## start Material for this exercise
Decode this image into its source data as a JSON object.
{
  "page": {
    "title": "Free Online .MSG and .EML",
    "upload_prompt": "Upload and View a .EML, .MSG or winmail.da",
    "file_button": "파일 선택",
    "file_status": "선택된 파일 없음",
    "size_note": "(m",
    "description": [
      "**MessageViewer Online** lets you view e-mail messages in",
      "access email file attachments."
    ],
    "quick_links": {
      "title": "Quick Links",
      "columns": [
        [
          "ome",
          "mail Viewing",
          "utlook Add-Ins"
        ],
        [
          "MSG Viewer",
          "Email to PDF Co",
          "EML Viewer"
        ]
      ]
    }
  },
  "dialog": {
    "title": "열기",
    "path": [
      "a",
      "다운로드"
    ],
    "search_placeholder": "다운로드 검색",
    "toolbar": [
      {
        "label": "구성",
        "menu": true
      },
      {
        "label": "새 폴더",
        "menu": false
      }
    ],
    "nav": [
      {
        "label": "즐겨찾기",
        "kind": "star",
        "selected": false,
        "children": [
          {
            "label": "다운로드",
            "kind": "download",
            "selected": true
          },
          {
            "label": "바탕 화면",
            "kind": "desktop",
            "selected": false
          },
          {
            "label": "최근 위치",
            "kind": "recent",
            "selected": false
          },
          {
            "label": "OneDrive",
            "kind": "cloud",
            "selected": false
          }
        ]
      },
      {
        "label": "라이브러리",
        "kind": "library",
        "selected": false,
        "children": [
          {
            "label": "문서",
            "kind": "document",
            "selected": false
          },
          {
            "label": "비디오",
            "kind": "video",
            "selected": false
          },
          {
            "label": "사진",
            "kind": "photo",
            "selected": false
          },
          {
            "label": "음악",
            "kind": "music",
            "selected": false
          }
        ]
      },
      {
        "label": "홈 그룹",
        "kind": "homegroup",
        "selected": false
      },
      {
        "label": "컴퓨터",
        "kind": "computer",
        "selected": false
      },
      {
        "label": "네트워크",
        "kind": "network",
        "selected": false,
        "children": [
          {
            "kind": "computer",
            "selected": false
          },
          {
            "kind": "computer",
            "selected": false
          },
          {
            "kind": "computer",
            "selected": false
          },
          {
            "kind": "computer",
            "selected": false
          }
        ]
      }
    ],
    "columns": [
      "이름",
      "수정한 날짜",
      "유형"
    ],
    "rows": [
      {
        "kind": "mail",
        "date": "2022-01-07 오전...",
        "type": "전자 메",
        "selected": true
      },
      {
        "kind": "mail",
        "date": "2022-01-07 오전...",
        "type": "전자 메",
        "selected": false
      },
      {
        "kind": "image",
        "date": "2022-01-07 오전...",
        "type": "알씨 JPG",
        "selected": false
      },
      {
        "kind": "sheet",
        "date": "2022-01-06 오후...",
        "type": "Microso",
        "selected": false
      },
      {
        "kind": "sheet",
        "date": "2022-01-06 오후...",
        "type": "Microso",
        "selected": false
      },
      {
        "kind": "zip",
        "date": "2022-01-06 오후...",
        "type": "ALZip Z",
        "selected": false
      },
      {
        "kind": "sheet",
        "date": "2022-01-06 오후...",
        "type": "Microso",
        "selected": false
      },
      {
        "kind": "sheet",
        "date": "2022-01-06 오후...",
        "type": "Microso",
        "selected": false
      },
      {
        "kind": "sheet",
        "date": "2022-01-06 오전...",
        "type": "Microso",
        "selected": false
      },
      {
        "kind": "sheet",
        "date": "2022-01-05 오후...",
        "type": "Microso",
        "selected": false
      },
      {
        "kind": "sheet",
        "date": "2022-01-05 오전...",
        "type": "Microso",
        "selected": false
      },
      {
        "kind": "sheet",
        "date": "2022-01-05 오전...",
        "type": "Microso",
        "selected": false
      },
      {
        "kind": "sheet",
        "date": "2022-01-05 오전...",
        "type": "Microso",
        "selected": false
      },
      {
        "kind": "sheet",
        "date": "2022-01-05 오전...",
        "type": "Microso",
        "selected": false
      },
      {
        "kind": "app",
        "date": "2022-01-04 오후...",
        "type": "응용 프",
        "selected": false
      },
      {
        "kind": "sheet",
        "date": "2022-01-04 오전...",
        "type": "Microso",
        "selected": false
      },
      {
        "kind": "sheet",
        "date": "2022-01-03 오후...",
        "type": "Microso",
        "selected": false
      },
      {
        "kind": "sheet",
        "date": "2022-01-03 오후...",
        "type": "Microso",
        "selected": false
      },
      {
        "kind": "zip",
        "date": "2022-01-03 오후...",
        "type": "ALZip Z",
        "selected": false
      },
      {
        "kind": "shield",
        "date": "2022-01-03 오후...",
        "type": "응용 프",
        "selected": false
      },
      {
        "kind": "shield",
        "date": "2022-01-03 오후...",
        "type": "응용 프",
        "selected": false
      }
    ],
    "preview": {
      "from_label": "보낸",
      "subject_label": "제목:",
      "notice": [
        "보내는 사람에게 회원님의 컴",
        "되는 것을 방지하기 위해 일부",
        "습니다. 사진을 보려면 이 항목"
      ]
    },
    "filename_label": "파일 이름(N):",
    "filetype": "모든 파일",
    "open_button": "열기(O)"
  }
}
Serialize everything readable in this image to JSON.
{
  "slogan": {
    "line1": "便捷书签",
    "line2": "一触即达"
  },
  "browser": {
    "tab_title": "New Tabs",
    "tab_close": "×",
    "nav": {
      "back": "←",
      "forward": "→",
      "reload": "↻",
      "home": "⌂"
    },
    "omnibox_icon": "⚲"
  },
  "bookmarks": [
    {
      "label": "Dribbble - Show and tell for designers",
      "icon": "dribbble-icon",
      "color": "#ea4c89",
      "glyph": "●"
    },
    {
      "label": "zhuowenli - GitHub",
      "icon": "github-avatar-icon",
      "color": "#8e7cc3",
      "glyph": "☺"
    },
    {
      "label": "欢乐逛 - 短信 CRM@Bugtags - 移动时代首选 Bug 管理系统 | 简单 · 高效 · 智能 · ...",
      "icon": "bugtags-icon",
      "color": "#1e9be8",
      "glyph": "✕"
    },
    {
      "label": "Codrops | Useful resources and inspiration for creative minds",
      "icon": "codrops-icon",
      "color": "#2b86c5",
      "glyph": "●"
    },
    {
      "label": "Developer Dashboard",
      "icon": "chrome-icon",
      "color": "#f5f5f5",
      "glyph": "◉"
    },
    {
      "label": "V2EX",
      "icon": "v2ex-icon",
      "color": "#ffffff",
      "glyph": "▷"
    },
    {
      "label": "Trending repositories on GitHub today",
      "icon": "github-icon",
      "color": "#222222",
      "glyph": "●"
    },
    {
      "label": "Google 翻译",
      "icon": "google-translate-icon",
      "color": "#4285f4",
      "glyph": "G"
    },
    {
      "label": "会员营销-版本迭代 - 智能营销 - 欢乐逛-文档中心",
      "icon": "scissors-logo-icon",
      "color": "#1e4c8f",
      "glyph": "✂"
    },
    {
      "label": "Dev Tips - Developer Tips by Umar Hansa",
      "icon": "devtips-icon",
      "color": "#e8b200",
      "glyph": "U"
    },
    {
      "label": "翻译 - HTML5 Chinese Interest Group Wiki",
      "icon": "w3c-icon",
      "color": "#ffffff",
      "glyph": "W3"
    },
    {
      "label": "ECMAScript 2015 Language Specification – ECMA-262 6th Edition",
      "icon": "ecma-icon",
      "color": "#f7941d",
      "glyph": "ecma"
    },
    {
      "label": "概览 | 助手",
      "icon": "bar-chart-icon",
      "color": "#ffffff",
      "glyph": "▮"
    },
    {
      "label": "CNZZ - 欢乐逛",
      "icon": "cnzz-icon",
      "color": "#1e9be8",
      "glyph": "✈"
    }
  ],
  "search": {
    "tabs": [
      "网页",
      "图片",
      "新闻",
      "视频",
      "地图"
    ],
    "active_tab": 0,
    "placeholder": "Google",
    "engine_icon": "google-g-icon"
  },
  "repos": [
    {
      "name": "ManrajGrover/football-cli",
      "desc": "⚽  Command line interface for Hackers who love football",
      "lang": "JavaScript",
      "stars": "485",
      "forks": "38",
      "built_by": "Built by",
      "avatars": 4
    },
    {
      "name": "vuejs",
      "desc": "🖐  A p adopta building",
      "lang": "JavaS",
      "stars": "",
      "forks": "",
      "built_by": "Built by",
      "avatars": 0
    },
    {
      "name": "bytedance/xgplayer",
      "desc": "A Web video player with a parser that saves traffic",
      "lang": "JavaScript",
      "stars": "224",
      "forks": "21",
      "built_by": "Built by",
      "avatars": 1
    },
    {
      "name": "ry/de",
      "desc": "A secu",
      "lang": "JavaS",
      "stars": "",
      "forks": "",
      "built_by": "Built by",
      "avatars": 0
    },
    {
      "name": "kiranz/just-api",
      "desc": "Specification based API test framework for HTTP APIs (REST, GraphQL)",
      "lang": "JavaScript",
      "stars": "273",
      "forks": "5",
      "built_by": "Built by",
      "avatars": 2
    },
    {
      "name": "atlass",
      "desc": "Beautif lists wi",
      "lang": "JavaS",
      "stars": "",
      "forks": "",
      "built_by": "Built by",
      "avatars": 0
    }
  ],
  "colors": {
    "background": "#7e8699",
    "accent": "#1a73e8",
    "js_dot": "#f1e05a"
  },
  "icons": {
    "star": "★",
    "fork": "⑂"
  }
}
## end Material for this exercise
— Problem to solve —
Copy every line of the records above that contains "Specification".

— Solution below —
      "label": "ECMAScript 2015 Language Specification – ECMA-262 6th Edition",
      "desc": "Specification based API test framework for HTTP APIs (REST, GraphQL)",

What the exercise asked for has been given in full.